__AIM OF THE TASK__
Once the pictures are set aside, transcribe the remaining data exactly.

__RECORDS FOR PROCESSING__
#####

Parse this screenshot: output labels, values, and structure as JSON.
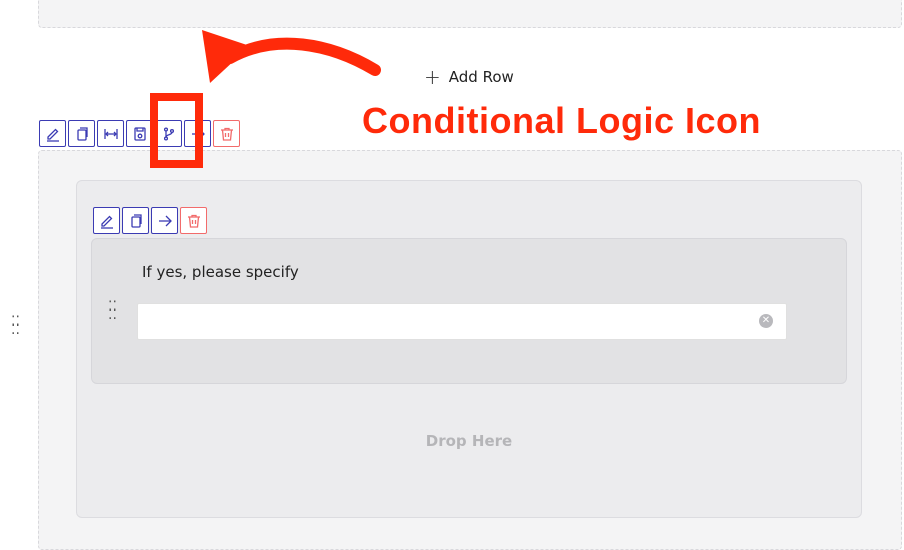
{
  "add_row": {
    "label": "Add Row"
  },
  "row_toolbar": {
    "buttons": [
      "edit-icon",
      "copy-icon",
      "width-icon",
      "save-icon",
      "conditional-logic-icon",
      "move-icon",
      "trash-icon"
    ]
  },
  "column_toolbar": {
    "buttons": [
      "edit-icon",
      "copy-icon",
      "move-icon",
      "trash-icon"
    ]
  },
  "field": {
    "label": "If yes, please specify",
    "value": "",
    "clear_icon": "clear-icon"
  },
  "drop_zone": {
    "label": "Drop Here"
  },
  "annotation": {
    "text": "Conditional Logic Icon",
    "color": "#ff2a0a"
  },
  "colors": {
    "toolbar_border": "#3b3bb3",
    "delete_border": "#f26b6b"
  }
}
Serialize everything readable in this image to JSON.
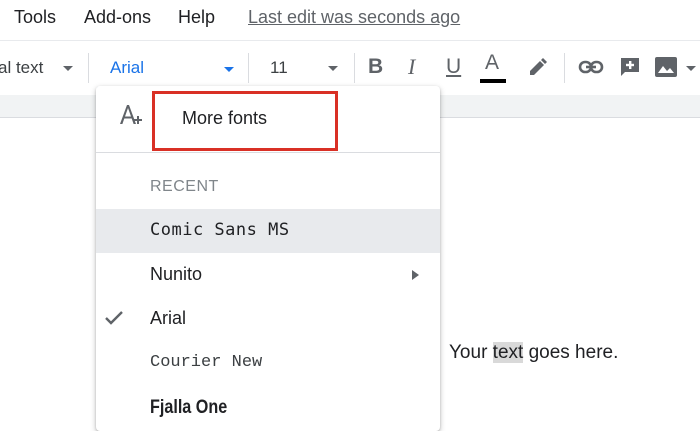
{
  "menubar": {
    "items": [
      "Tools",
      "Add-ons",
      "Help"
    ],
    "last_edit": "Last edit was seconds ago"
  },
  "toolbar": {
    "style_label": "al text",
    "font_label": "Arial",
    "size_label": "11",
    "bold": "B",
    "italic": "I",
    "underline": "U",
    "text_color": "A",
    "accent_color": "#1a73e8"
  },
  "dropdown": {
    "more_fonts": "More fonts",
    "recent_header": "RECENT",
    "fonts": [
      {
        "label": "Comic Sans MS"
      },
      {
        "label": "Nunito"
      },
      {
        "label": "Arial"
      },
      {
        "label": "Courier New"
      },
      {
        "label": "Fjalla One"
      }
    ],
    "highlight_color": "#d93025"
  },
  "document": {
    "text_before": "Your ",
    "text_selected": "text",
    "text_after": " goes here."
  }
}
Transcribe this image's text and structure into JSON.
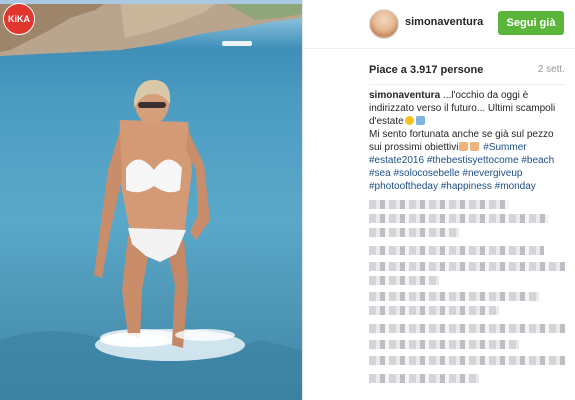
{
  "photo": {
    "watermark": "KiKA",
    "alt_icon": "bikini-beach-photo"
  },
  "header": {
    "username": "simonaventura",
    "follow_label": "Segui già"
  },
  "post": {
    "likes": "Piace a 3.917 persone",
    "time": "2 sett.",
    "caption_user": "simonaventura",
    "caption_line1": " ...l'occhio da oggi è indirizzato verso il futuro... Ultimi scampoli d'estate",
    "caption_line2": "Mi sento fortunata anche se già sul pezzo sui prossimi obiettivi",
    "hashtags": [
      "#Summer",
      "#estate2016",
      "#thebestisyettocome",
      "#beach",
      "#sea",
      "#solocosebelle",
      "#nevergiveup",
      "#photooftheday",
      "#happiness",
      "#monday"
    ]
  },
  "colors": {
    "follow_button": "#5bb53a",
    "hashtag": "#1e4f88",
    "watermark": "#e0362d"
  }
}
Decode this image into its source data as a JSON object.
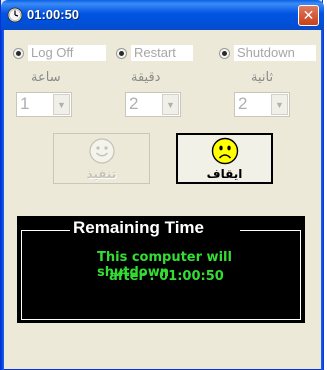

#####

__EXPECTED ANSWER__
Parse this screenshot: output labels, values, and structure as JSON.
{
  "add_row": {
    "label": "Add Row"
  },
  "row_toolbar": {
    "buttons": [
      "edit-icon",
      "copy-icon",
      "width-icon",
      "save-icon",
      "conditional-logic-icon",
      "move-icon",
      "trash-icon"
    ]
  },
  "column_toolbar": {
    "buttons": [
      "edit-icon",
      "copy-icon",
      "move-icon",
      "trash-icon"
    ]
  },
  "field": {
    "label": "If yes, please specify",
    "value": "",
    "clear_icon": "clear-icon"
  },
  "drop_zone": {
    "label": "Drop Here"
  },
  "annotation": {
    "text": "Conditional Logic Icon",
    "color": "#ff2a0a"
  },
  "colors": {
    "toolbar_border": "#3b3bb3",
    "delete_border": "#f26b6b"
  }
}
Serialize everything readable in this image to JSON.
{
  "menubar": {
    "items": [
      "Tools",
      "Add-ons",
      "Help"
    ],
    "last_edit": "Last edit was seconds ago"
  },
  "toolbar": {
    "style_label": "al text",
    "font_label": "Arial",
    "size_label": "11",
    "bold": "B",
    "italic": "I",
    "underline": "U",
    "text_color": "A",
    "accent_color": "#1a73e8"
  },
  "dropdown": {
    "more_fonts": "More fonts",
    "recent_header": "RECENT",
    "fonts": [
      {
        "label": "Comic Sans MS"
      },
      {
        "label": "Nunito"
      },
      {
        "label": "Arial"
      },
      {
        "label": "Courier New"
      },
      {
        "label": "Fjalla One"
      }
    ],
    "highlight_color": "#d93025"
  },
  "document": {
    "text_before": "Your ",
    "text_selected": "text",
    "text_after": " goes here."
  }
}
Transcribe this image's text and structure into JSON.
{
  "photo": {
    "watermark": "KiKA",
    "alt_icon": "bikini-beach-photo"
  },
  "header": {
    "username": "simonaventura",
    "follow_label": "Segui già"
  },
  "post": {
    "likes": "Piace a 3.917 persone",
    "time": "2 sett.",
    "caption_user": "simonaventura",
    "caption_line1": " ...l'occhio da oggi è indirizzato verso il futuro... Ultimi scampoli d'estate",
    "caption_line2": "Mi sento fortunata anche se già sul pezzo sui prossimi obiettivi",
    "hashtags": [
      "#Summer",
      "#estate2016",
      "#thebestisyettocome",
      "#beach",
      "#sea",
      "#solocosebelle",
      "#nevergiveup",
      "#photooftheday",
      "#happiness",
      "#monday"
    ]
  },
  "colors": {
    "follow_button": "#5bb53a",
    "hashtag": "#1e4f88",
    "watermark": "#e0362d"
  }
}
Decode this image into its source data as a JSON object.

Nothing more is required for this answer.